Reproduce every line of the data below, character for character and in the same order.

Stored items from a collection:
===============
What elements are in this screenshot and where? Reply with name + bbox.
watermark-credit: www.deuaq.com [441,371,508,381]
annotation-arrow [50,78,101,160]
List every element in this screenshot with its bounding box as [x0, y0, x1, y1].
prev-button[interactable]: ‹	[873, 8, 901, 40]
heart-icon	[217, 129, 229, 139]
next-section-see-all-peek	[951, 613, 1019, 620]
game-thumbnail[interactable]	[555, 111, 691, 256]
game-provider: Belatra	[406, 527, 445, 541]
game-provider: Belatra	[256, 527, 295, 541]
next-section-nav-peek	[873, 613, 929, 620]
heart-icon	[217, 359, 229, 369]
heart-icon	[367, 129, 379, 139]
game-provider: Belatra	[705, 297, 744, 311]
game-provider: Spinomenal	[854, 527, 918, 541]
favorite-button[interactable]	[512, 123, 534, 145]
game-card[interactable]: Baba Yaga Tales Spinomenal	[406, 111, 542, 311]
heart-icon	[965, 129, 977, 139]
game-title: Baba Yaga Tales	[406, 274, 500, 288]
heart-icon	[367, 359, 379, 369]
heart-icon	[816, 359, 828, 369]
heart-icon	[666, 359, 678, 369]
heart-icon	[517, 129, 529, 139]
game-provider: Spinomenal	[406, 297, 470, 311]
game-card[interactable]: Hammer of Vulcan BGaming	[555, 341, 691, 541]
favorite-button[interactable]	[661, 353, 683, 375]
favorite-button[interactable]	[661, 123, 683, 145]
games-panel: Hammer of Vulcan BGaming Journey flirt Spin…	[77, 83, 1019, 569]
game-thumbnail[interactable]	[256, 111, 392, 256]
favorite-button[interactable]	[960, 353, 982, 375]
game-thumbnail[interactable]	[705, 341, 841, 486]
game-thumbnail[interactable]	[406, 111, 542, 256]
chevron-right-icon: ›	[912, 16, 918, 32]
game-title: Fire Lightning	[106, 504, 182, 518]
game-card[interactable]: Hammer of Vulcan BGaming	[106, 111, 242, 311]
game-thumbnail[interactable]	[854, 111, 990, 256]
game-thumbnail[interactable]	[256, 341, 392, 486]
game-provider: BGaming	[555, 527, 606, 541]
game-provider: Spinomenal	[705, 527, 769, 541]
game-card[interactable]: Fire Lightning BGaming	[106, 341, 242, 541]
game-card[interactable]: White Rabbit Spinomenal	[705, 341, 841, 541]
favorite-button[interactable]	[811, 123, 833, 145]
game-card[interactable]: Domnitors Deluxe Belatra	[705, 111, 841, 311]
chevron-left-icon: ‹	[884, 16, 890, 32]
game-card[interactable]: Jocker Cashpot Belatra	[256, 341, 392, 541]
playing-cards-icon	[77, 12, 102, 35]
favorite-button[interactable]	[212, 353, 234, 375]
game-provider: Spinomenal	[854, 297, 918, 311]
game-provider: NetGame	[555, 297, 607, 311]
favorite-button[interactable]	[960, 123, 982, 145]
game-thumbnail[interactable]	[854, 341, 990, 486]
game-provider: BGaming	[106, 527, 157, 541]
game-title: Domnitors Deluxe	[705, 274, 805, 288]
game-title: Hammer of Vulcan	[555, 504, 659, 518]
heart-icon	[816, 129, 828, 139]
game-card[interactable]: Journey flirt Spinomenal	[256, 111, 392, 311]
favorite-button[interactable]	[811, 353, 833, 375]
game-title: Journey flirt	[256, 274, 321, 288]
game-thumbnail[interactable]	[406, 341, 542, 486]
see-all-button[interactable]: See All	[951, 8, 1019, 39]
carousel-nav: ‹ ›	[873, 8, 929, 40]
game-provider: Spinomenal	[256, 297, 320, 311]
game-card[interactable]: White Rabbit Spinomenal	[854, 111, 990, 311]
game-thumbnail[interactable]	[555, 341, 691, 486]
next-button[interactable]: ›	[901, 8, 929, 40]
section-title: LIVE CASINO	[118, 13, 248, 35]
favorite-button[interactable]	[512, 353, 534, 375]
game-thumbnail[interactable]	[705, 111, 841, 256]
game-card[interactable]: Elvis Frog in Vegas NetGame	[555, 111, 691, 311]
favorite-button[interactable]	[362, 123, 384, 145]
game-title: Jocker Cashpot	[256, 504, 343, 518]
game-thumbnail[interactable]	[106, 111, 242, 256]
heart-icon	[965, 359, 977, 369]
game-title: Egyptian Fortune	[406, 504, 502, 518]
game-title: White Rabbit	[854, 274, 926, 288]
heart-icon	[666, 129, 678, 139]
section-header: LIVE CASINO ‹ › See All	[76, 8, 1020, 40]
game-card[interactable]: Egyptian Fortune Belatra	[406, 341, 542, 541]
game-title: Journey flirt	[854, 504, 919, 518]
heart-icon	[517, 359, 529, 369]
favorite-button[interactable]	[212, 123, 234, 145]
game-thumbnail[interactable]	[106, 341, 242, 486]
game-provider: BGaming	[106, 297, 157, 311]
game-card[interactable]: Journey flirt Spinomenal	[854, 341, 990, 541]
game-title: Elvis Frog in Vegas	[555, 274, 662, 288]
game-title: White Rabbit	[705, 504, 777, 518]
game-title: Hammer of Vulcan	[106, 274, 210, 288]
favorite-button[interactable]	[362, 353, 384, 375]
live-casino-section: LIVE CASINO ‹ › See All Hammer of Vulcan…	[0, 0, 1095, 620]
===============
◆ Task output:
What elements are in this screenshot and where? Reply with name + bbox.
watermark-credit: www.deuaq.com [441,371,508,381]
annotation-arrow [50,78,101,160]
List every element in this screenshot with its bounding box as [x0, y0, x1, y1].
prev-button[interactable]: ‹	[873, 8, 901, 40]
heart-icon	[217, 129, 229, 139]
next-section-see-all-peek	[951, 613, 1019, 620]
game-thumbnail[interactable]	[555, 111, 691, 256]
game-provider: Belatra	[406, 527, 445, 541]
game-provider: Belatra	[256, 527, 295, 541]
next-section-nav-peek	[873, 613, 929, 620]
heart-icon	[217, 359, 229, 369]
heart-icon	[367, 129, 379, 139]
game-provider: Belatra	[705, 297, 744, 311]
game-provider: Spinomenal	[854, 527, 918, 541]
favorite-button[interactable]	[512, 123, 534, 145]
game-card[interactable]: Baba Yaga Tales Spinomenal	[406, 111, 542, 311]
heart-icon	[965, 129, 977, 139]
game-title: Baba Yaga Tales	[406, 274, 500, 288]
heart-icon	[367, 359, 379, 369]
heart-icon	[816, 359, 828, 369]
heart-icon	[666, 359, 678, 369]
heart-icon	[517, 129, 529, 139]
game-provider: Spinomenal	[406, 297, 470, 311]
game-card[interactable]: Hammer of Vulcan BGaming	[555, 341, 691, 541]
favorite-button[interactable]	[661, 353, 683, 375]
favorite-button[interactable]	[661, 123, 683, 145]
games-panel: Hammer of Vulcan BGaming Journey flirt Spin…	[77, 83, 1019, 569]
game-thumbnail[interactable]	[256, 111, 392, 256]
favorite-button[interactable]	[960, 353, 982, 375]
game-thumbnail[interactable]	[705, 341, 841, 486]
game-thumbnail[interactable]	[406, 111, 542, 256]
chevron-right-icon: ›	[912, 16, 918, 32]
game-title: Fire Lightning	[106, 504, 182, 518]
game-card[interactable]: Hammer of Vulcan BGaming	[106, 111, 242, 311]
game-thumbnail[interactable]	[854, 111, 990, 256]
game-thumbnail[interactable]	[256, 341, 392, 486]
game-provider: BGaming	[555, 527, 606, 541]
game-provider: Spinomenal	[705, 527, 769, 541]
game-card[interactable]: Fire Lightning BGaming	[106, 341, 242, 541]
game-card[interactable]: White Rabbit Spinomenal	[705, 341, 841, 541]
favorite-button[interactable]	[811, 123, 833, 145]
game-card[interactable]: Domnitors Deluxe Belatra	[705, 111, 841, 311]
chevron-left-icon: ‹	[884, 16, 890, 32]
game-card[interactable]: Jocker Cashpot Belatra	[256, 341, 392, 541]
playing-cards-icon	[77, 12, 102, 35]
favorite-button[interactable]	[212, 353, 234, 375]
game-provider: Spinomenal	[854, 297, 918, 311]
game-provider: NetGame	[555, 297, 607, 311]
favorite-button[interactable]	[960, 123, 982, 145]
game-thumbnail[interactable]	[854, 341, 990, 486]
game-provider: BGaming	[106, 527, 157, 541]
game-title: Domnitors Deluxe	[705, 274, 805, 288]
game-title: Hammer of Vulcan	[555, 504, 659, 518]
heart-icon	[816, 129, 828, 139]
game-card[interactable]: Journey flirt Spinomenal	[256, 111, 392, 311]
favorite-button[interactable]	[811, 353, 833, 375]
game-title: Journey flirt	[256, 274, 321, 288]
game-thumbnail[interactable]	[406, 341, 542, 486]
see-all-button[interactable]: See All	[951, 8, 1019, 39]
carousel-nav: ‹ ›	[873, 8, 929, 40]
game-provider: Spinomenal	[256, 297, 320, 311]
game-card[interactable]: White Rabbit Spinomenal	[854, 111, 990, 311]
game-thumbnail[interactable]	[555, 341, 691, 486]
next-button[interactable]: ›	[901, 8, 929, 40]
section-title: LIVE CASINO	[118, 13, 248, 35]
favorite-button[interactable]	[512, 353, 534, 375]
game-thumbnail[interactable]	[705, 111, 841, 256]
game-card[interactable]: Elvis Frog in Vegas NetGame	[555, 111, 691, 311]
favorite-button[interactable]	[362, 123, 384, 145]
game-title: Jocker Cashpot	[256, 504, 343, 518]
game-thumbnail[interactable]	[106, 111, 242, 256]
heart-icon	[965, 359, 977, 369]
game-title: Egyptian Fortune	[406, 504, 502, 518]
game-title: White Rabbit	[854, 274, 926, 288]
heart-icon	[666, 129, 678, 139]
section-header: LIVE CASINO ‹ › See All	[76, 8, 1020, 40]
game-card[interactable]: Egyptian Fortune Belatra	[406, 341, 542, 541]
game-title: Journey flirt	[854, 504, 919, 518]
heart-icon	[517, 359, 529, 369]
favorite-button[interactable]	[212, 123, 234, 145]
game-thumbnail[interactable]	[106, 341, 242, 486]
game-provider: BGaming	[106, 297, 157, 311]
game-card[interactable]: Journey flirt Spinomenal	[854, 341, 990, 541]
game-title: Elvis Frog in Vegas	[555, 274, 662, 288]
game-title: White Rabbit	[705, 504, 777, 518]
game-title: Hammer of Vulcan	[106, 274, 210, 288]
favorite-button[interactable]	[362, 353, 384, 375]
live-casino-section: LIVE CASINO ‹ › See All Hammer of Vulcan…	[0, 0, 1095, 620]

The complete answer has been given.